(DIRECTION)
Rewrite the lines below, from the line with "tweet-text-line-1: Bohemian FC" to the line with "palestine-flag-icon — [187, 347, 237, 381]", as a numbered list. Include both end lines and leave out any blank lines.

## start DATA SHOWN

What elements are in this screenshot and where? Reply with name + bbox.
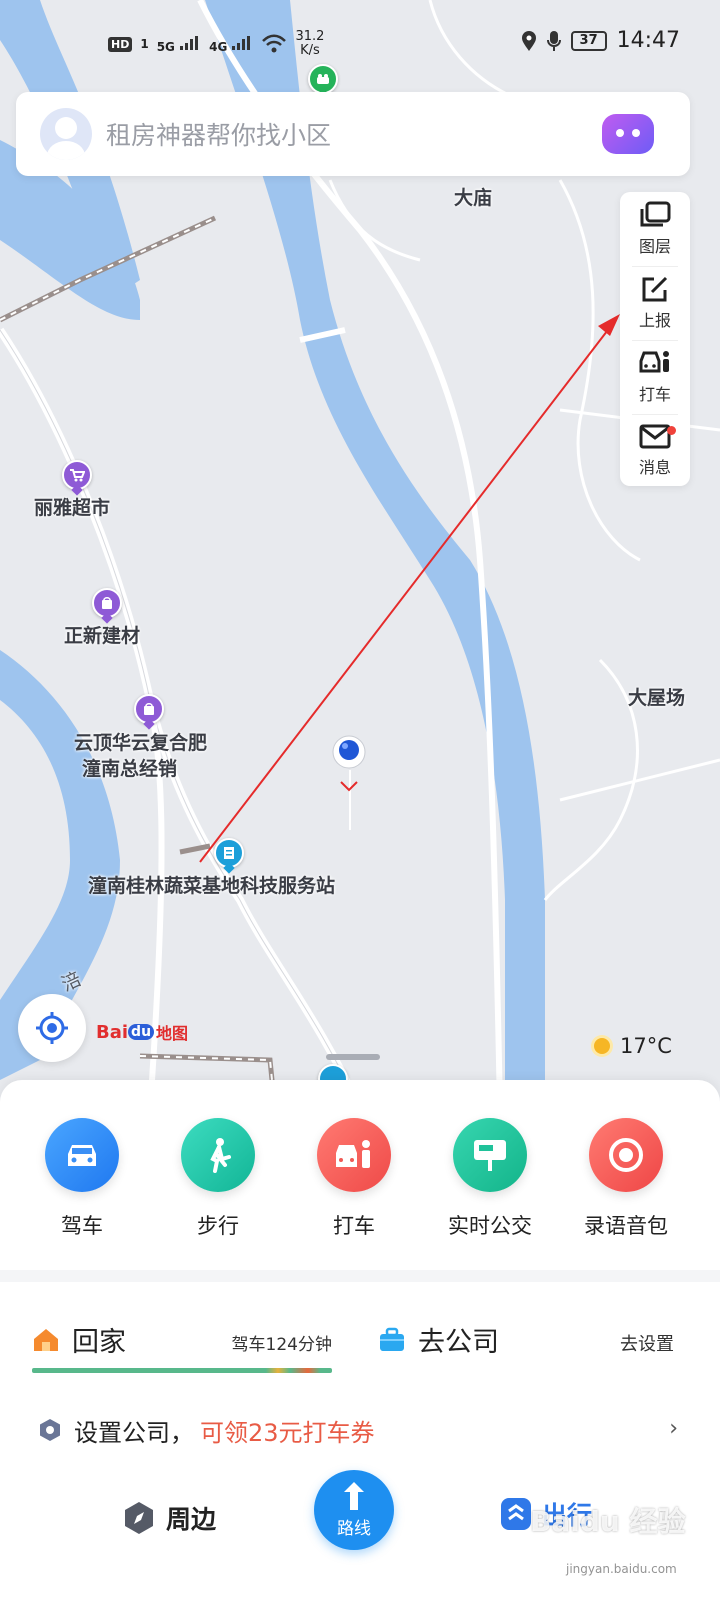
home-icon bbox=[34, 1328, 58, 1351]
quick-actions: 驾车 步行 打车 实时公交 录语音包 bbox=[0, 1118, 720, 1240]
assistant-bot-icon[interactable] bbox=[602, 114, 654, 154]
tool-report-label: 上报 bbox=[638, 311, 671, 330]
nav-nearby[interactable]: 周边 bbox=[122, 1500, 216, 1536]
quick-record-voice[interactable]: 录语音包 bbox=[558, 1118, 694, 1240]
signal-5g: 5G bbox=[157, 35, 201, 54]
map-label-station[interactable]: 潼南桂林蔬菜基地科技服务站 bbox=[88, 874, 335, 898]
baidu-paw-icon: du bbox=[128, 1024, 155, 1040]
fertilizer-poi-marker[interactable] bbox=[134, 694, 164, 730]
promo-highlight: 可领23元打车券 bbox=[200, 1418, 375, 1447]
commute-row: 回家 驾车124分钟 去公司 去设置 bbox=[32, 1320, 688, 1373]
record-icon bbox=[589, 1118, 663, 1192]
locate-me-button[interactable] bbox=[18, 994, 86, 1062]
status-left: HD 1 5G 4G 31.2 K/s bbox=[108, 30, 324, 58]
taxi-icon bbox=[639, 351, 669, 373]
watermark: Baidu 经验 bbox=[530, 1505, 686, 1538]
map-tool-panel: 图层 上报 打车 消息 bbox=[620, 192, 690, 486]
map-label-damiao[interactable]: 大庙 bbox=[454, 186, 492, 210]
walk-icon bbox=[181, 1118, 255, 1192]
quick-bus-label: 实时公交 bbox=[448, 1214, 532, 1238]
network-speed: 31.2 K/s bbox=[295, 29, 325, 58]
compass-icon bbox=[125, 1502, 153, 1534]
tool-report[interactable]: 上报 bbox=[620, 268, 690, 338]
nav-route-label: 路线 bbox=[337, 1518, 371, 1539]
home-drive-time: 驾车124分钟 bbox=[231, 1335, 332, 1355]
search-input[interactable]: 租房神器帮你找小区 bbox=[106, 116, 602, 152]
promo-row[interactable]: 设置公司， 可领23元打车券 › bbox=[38, 1410, 678, 1450]
search-bar[interactable]: 租房神器帮你找小区 bbox=[16, 92, 690, 176]
chevron-right-icon: › bbox=[669, 1416, 678, 1441]
service-station-poi-marker[interactable] bbox=[214, 838, 244, 874]
mail-icon bbox=[639, 424, 671, 449]
microphone-icon bbox=[546, 30, 561, 51]
map-label-liya[interactable]: 丽雅超市 bbox=[34, 496, 110, 520]
map-label-yunding-2[interactable]: 潼南总经销 bbox=[82, 757, 177, 781]
work-setup-link[interactable]: 去设置 bbox=[620, 1330, 674, 1356]
nav-nearby-label: 周边 bbox=[166, 1505, 217, 1534]
quick-drive-label: 驾车 bbox=[61, 1214, 103, 1238]
report-edit-icon bbox=[642, 276, 668, 302]
quick-bus[interactable]: 实时公交 bbox=[422, 1118, 558, 1240]
quick-record-label: 录语音包 bbox=[584, 1214, 668, 1238]
quick-taxi[interactable]: 打车 bbox=[286, 1118, 422, 1240]
store-poi-marker[interactable] bbox=[92, 588, 122, 624]
unread-badge bbox=[667, 426, 676, 435]
signal-bars-icon bbox=[232, 35, 251, 50]
map-label-dawuchang[interactable]: 大屋场 bbox=[628, 686, 685, 710]
go-work-label: 去公司 bbox=[418, 1327, 499, 1358]
quick-walk-label: 步行 bbox=[197, 1214, 239, 1238]
current-location-marker bbox=[332, 735, 366, 830]
quick-drive[interactable]: 驾车 bbox=[14, 1118, 150, 1240]
go-home-label: 回家 bbox=[72, 1327, 126, 1358]
tool-messages-label: 消息 bbox=[638, 458, 671, 477]
avatar[interactable] bbox=[40, 108, 92, 160]
map-label-zhengxin[interactable]: 正新建材 bbox=[64, 624, 140, 648]
quick-walk[interactable]: 步行 bbox=[150, 1118, 286, 1240]
hd-badge: HD bbox=[108, 36, 133, 52]
nav-route-button[interactable]: 路线 bbox=[314, 1470, 394, 1550]
tool-layers[interactable]: 图层 bbox=[620, 194, 690, 264]
location-icon bbox=[521, 30, 536, 51]
wifi-icon bbox=[262, 34, 287, 53]
route-arrow-icon bbox=[344, 1481, 364, 1510]
crosshair-icon bbox=[36, 1012, 68, 1044]
bus-stop-icon bbox=[453, 1118, 527, 1192]
quick-taxi-label: 打车 bbox=[333, 1214, 375, 1238]
car-icon bbox=[45, 1118, 119, 1192]
supermarket-poi-marker[interactable] bbox=[62, 460, 92, 496]
traffic-status-bar bbox=[32, 1368, 332, 1373]
baidu-map-logo: Bai du 地图 bbox=[96, 1021, 189, 1044]
weather-indicator[interactable]: 17°C bbox=[594, 1034, 672, 1058]
status-right: 37 14:47 bbox=[521, 28, 680, 53]
tool-layers-label: 图层 bbox=[638, 237, 671, 256]
clock: 14:47 bbox=[616, 28, 680, 53]
map-label-yunding-1[interactable]: 云顶华云复合肥 bbox=[74, 731, 207, 755]
temperature: 17°C bbox=[620, 1034, 672, 1058]
travel-shield-icon bbox=[501, 1498, 531, 1530]
signal-4g: 4G bbox=[209, 35, 253, 54]
battery-indicator: 37 bbox=[570, 30, 607, 51]
hexagon-icon bbox=[40, 1419, 60, 1441]
tool-messages[interactable]: 消息 bbox=[620, 416, 690, 486]
promo-text: 设置公司， bbox=[74, 1418, 194, 1447]
layers-icon bbox=[640, 201, 671, 227]
status-bar: HD 1 5G 4G 31.2 K/s 37 14:47 bbox=[0, 22, 720, 68]
go-work[interactable]: 去公司 bbox=[378, 1320, 499, 1359]
taxi-icon bbox=[317, 1118, 391, 1192]
briefcase-icon bbox=[380, 1327, 404, 1351]
signal-bars-icon bbox=[180, 35, 199, 50]
sim-number: 1 bbox=[140, 37, 149, 51]
tool-taxi-label: 打车 bbox=[638, 385, 671, 404]
tool-taxi[interactable]: 打车 bbox=[620, 342, 690, 412]
sheet-drag-handle[interactable] bbox=[326, 1054, 380, 1060]
watermark-url: jingyan.baidu.com bbox=[566, 1562, 677, 1576]
sun-icon bbox=[594, 1038, 610, 1054]
divider bbox=[0, 1270, 720, 1282]
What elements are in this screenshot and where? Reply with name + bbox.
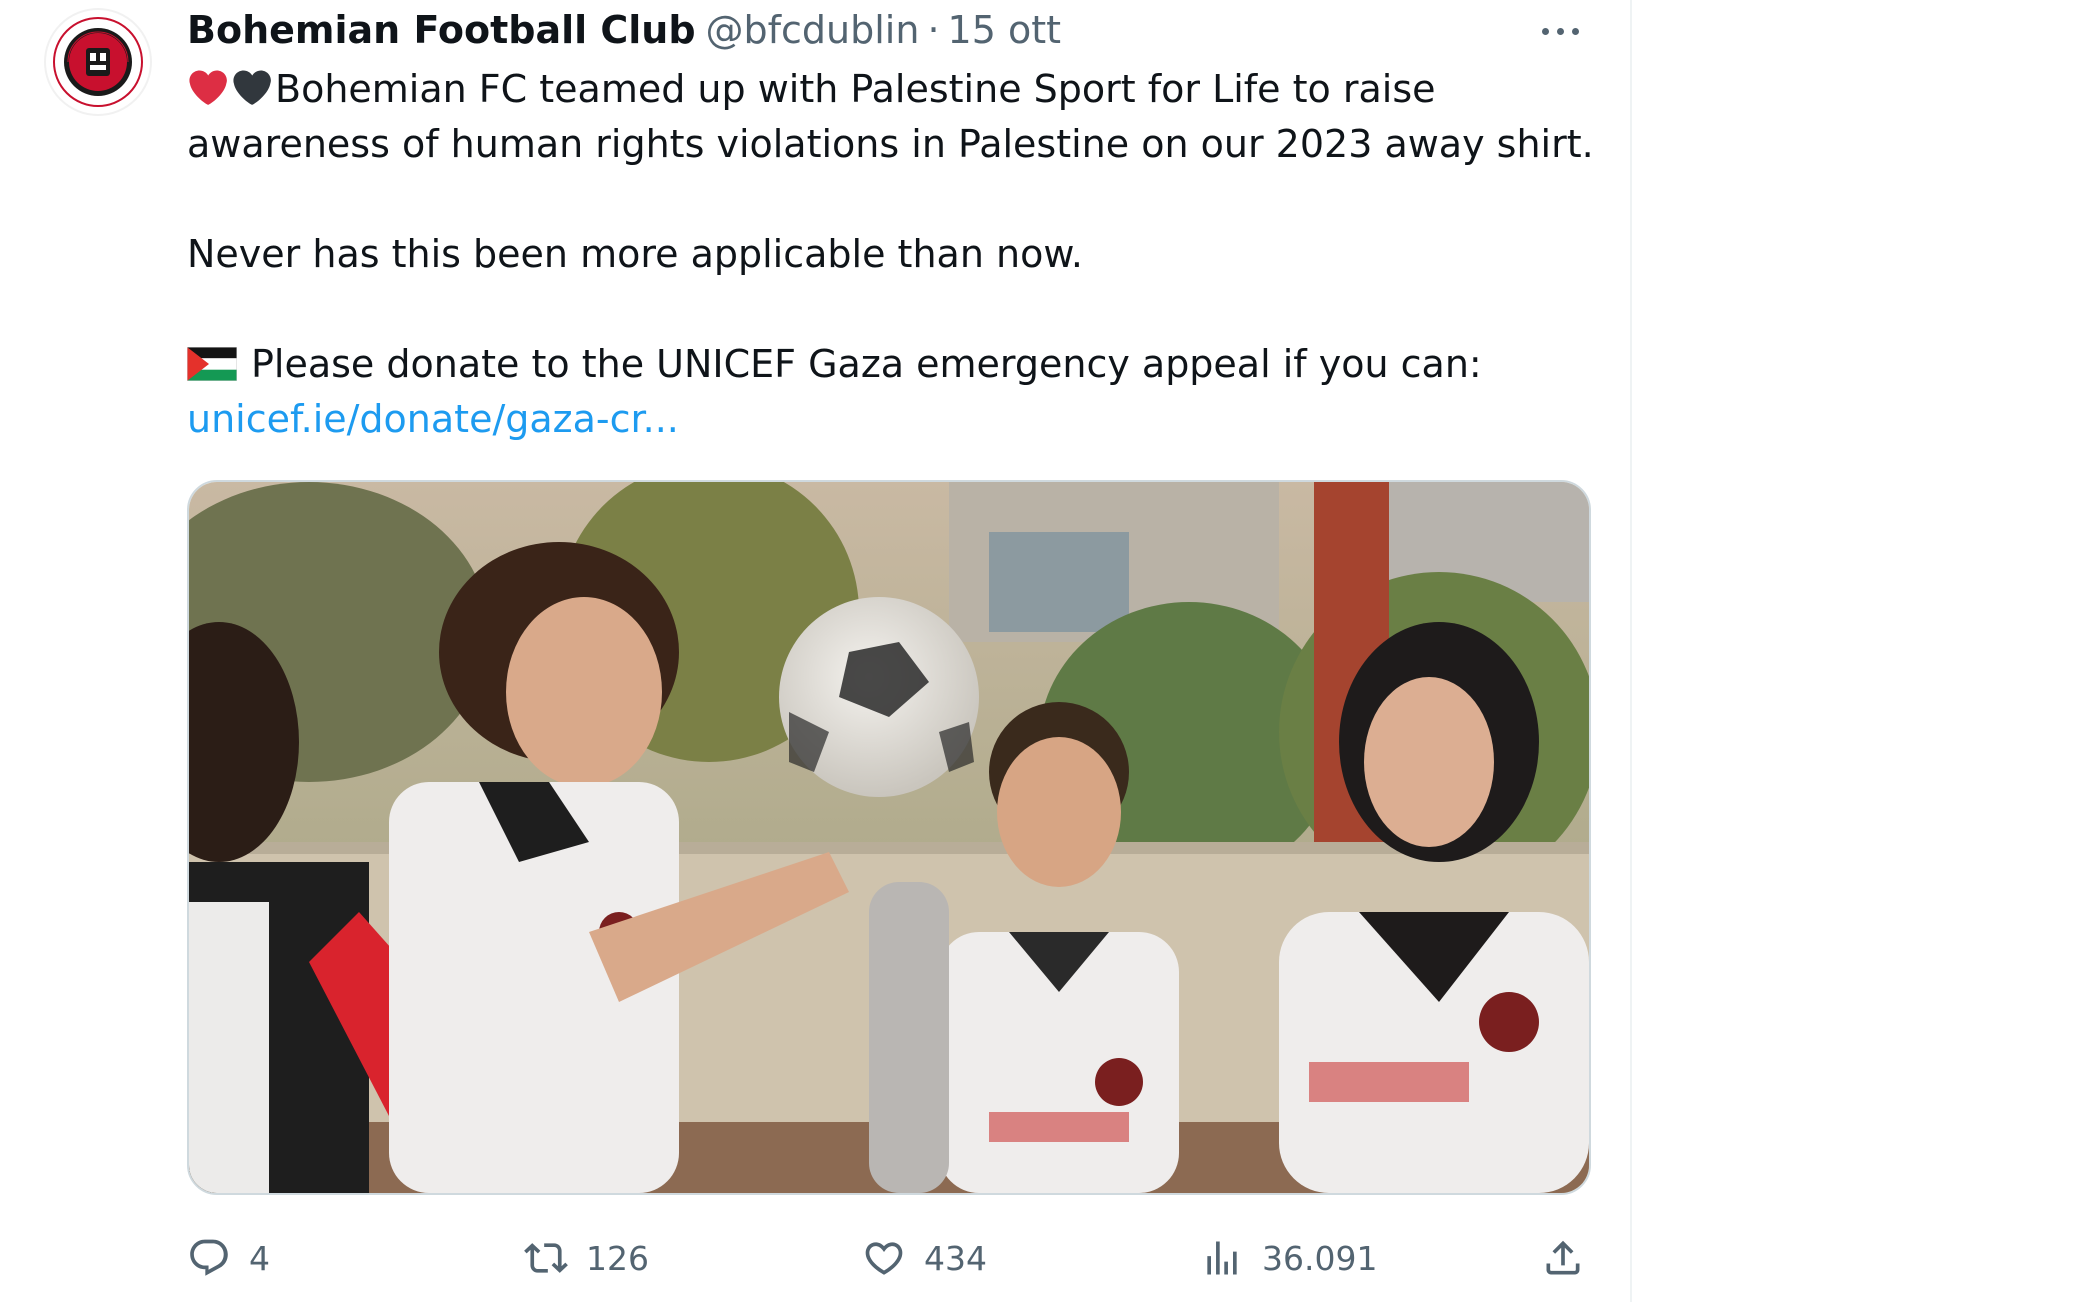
tweet-text-line-1: Bohemian FC teamed up with Palestine Spo… — [275, 67, 1436, 111]
tweet-text: Bohemian FC teamed up with Palestine Spo… — [187, 62, 1607, 447]
views-icon — [1207, 1241, 1237, 1275]
like-button[interactable]: 434 — [862, 1230, 987, 1286]
palestine-flag-icon — [187, 347, 237, 381]
donate-link[interactable]: unicef.ie/donate/gaza-cr... — [187, 397, 679, 441]
header-separator: · — [927, 8, 940, 52]
views-button[interactable]: 36.091 — [1200, 1230, 1377, 1286]
tweet-photo[interactable] — [187, 480, 1591, 1195]
tweet-actions: 4 126 434 36.091 — [187, 1230, 1607, 1286]
timeline-divider — [1630, 0, 1632, 1302]
like-icon — [865, 1242, 903, 1275]
red-heart-icon — [189, 70, 227, 105]
repost-icon — [524, 1243, 568, 1273]
tweet-card[interactable]: Bohemian Football Club @bfcdublin · 15 o… — [0, 0, 1630, 1302]
share-icon — [1546, 1240, 1580, 1275]
tweet-text-line-3: Never has this been more applicable than… — [187, 232, 1083, 276]
tweet-header: Bohemian Football Club @bfcdublin · 15 o… — [187, 4, 1061, 56]
tweet-text-line-4: Please donate to the UNICEF Gaza emergen… — [251, 342, 1482, 386]
tweet-text-line: Bohemian FC teamed up with Palestine Spo… — [187, 62, 1607, 117]
tweet-date[interactable]: 15 ott — [948, 8, 1061, 52]
author-display-name[interactable]: Bohemian Football Club — [187, 8, 696, 52]
tweet-text-line-2: awareness of human rights violations in … — [187, 122, 1594, 166]
reply-icon — [190, 1239, 228, 1276]
author-handle[interactable]: @bfcdublin — [706, 8, 920, 52]
reply-count: 4 — [249, 1238, 270, 1278]
reply-button[interactable]: 4 — [187, 1230, 270, 1286]
views-count: 36.091 — [1262, 1238, 1378, 1278]
share-button[interactable] — [1541, 1230, 1585, 1286]
repost-count: 126 — [586, 1238, 649, 1278]
more-icon[interactable] — [1536, 10, 1586, 50]
tweet-text-line: Please donate to the UNICEF Gaza emergen… — [187, 337, 1607, 392]
avatar[interactable] — [44, 8, 152, 116]
repost-button[interactable]: 126 — [524, 1230, 649, 1286]
black-heart-icon — [233, 70, 271, 105]
like-count: 434 — [924, 1238, 987, 1278]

## end DATA SHOWN

(RESPONSE)
1. tweet-text-line-1: Bohemian FC teamed up with Palestine Spo… — [275, 67, 1436, 111]
2. tweet-text: Bohemian FC teamed up with Palestine Spo… — [187, 62, 1607, 447]
3. views-icon — [1207, 1241, 1237, 1275]
4. like-button[interactable]: 434 — [862, 1230, 987, 1286]
5. palestine-flag-icon — [187, 347, 237, 381]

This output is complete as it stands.